--- REQUIREMENTS ---
Could you retype every line of the material below, character for character, leaving nothing out and changing nothing?
Start of MATERIAL PROVIDED
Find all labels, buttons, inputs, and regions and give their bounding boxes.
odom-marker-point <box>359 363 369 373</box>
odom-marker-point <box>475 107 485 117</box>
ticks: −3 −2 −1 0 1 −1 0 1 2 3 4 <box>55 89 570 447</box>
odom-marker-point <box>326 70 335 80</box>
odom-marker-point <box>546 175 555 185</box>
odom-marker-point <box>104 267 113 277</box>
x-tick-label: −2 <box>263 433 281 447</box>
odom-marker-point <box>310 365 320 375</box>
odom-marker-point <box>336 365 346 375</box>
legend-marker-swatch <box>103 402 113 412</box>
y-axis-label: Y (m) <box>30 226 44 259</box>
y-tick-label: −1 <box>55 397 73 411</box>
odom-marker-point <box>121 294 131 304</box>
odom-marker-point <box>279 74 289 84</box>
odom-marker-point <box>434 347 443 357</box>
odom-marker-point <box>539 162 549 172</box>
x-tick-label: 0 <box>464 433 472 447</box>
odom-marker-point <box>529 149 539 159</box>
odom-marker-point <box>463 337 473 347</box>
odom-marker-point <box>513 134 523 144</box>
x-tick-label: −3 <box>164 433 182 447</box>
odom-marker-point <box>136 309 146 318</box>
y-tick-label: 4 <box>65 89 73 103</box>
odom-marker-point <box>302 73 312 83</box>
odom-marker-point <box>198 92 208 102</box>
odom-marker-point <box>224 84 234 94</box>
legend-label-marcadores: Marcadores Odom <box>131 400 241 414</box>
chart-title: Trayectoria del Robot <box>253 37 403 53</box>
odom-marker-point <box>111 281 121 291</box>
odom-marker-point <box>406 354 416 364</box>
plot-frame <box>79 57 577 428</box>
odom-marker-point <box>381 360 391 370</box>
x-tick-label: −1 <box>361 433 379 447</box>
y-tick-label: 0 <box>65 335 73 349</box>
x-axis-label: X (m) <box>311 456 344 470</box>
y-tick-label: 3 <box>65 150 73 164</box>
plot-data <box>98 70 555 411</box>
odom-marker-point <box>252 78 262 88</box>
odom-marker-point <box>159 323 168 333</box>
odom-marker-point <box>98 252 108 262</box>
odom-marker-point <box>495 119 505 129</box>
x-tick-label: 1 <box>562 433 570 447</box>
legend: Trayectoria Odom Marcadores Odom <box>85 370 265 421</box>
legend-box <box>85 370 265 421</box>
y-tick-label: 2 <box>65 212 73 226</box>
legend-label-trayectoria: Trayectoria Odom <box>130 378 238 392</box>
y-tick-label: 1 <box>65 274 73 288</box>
End of MATERIAL PROVIDED
--- RESPONSE BELOW ---
Find all labels, buttons, inputs, and regions and give their bounding boxes.
odom-marker-point <box>359 363 369 373</box>
odom-marker-point <box>475 107 485 117</box>
ticks: −3 −2 −1 0 1 −1 0 1 2 3 4 <box>55 89 570 447</box>
odom-marker-point <box>326 70 335 80</box>
odom-marker-point <box>546 175 555 185</box>
odom-marker-point <box>104 267 113 277</box>
x-tick-label: −2 <box>263 433 281 447</box>
odom-marker-point <box>310 365 320 375</box>
odom-marker-point <box>336 365 346 375</box>
legend-marker-swatch <box>103 402 113 412</box>
y-axis-label: Y (m) <box>30 226 44 259</box>
y-tick-label: −1 <box>55 397 73 411</box>
odom-marker-point <box>121 294 131 304</box>
odom-marker-point <box>279 74 289 84</box>
odom-marker-point <box>434 347 443 357</box>
odom-marker-point <box>539 162 549 172</box>
x-tick-label: 0 <box>464 433 472 447</box>
odom-marker-point <box>529 149 539 159</box>
odom-marker-point <box>463 337 473 347</box>
odom-marker-point <box>513 134 523 144</box>
x-tick-label: −3 <box>164 433 182 447</box>
odom-marker-point <box>136 309 146 318</box>
y-tick-label: 4 <box>65 89 73 103</box>
odom-marker-point <box>302 73 312 83</box>
odom-marker-point <box>198 92 208 102</box>
odom-marker-point <box>224 84 234 94</box>
legend-label-marcadores: Marcadores Odom <box>131 400 241 414</box>
chart-title: Trayectoria del Robot <box>253 37 403 53</box>
odom-marker-point <box>111 281 121 291</box>
odom-marker-point <box>406 354 416 364</box>
plot-frame <box>79 57 577 428</box>
odom-marker-point <box>381 360 391 370</box>
x-tick-label: −1 <box>361 433 379 447</box>
y-tick-label: 0 <box>65 335 73 349</box>
x-axis-label: X (m) <box>311 456 344 470</box>
y-tick-label: 3 <box>65 150 73 164</box>
plot-data <box>98 70 555 411</box>
odom-marker-point <box>252 78 262 88</box>
odom-marker-point <box>159 323 168 333</box>
odom-marker-point <box>98 252 108 262</box>
odom-marker-point <box>495 119 505 129</box>
x-tick-label: 1 <box>562 433 570 447</box>
legend: Trayectoria Odom Marcadores Odom <box>85 370 265 421</box>
legend-box <box>85 370 265 421</box>
y-tick-label: 2 <box>65 212 73 226</box>
legend-label-trayectoria: Trayectoria Odom <box>130 378 238 392</box>
y-tick-label: 1 <box>65 274 73 288</box>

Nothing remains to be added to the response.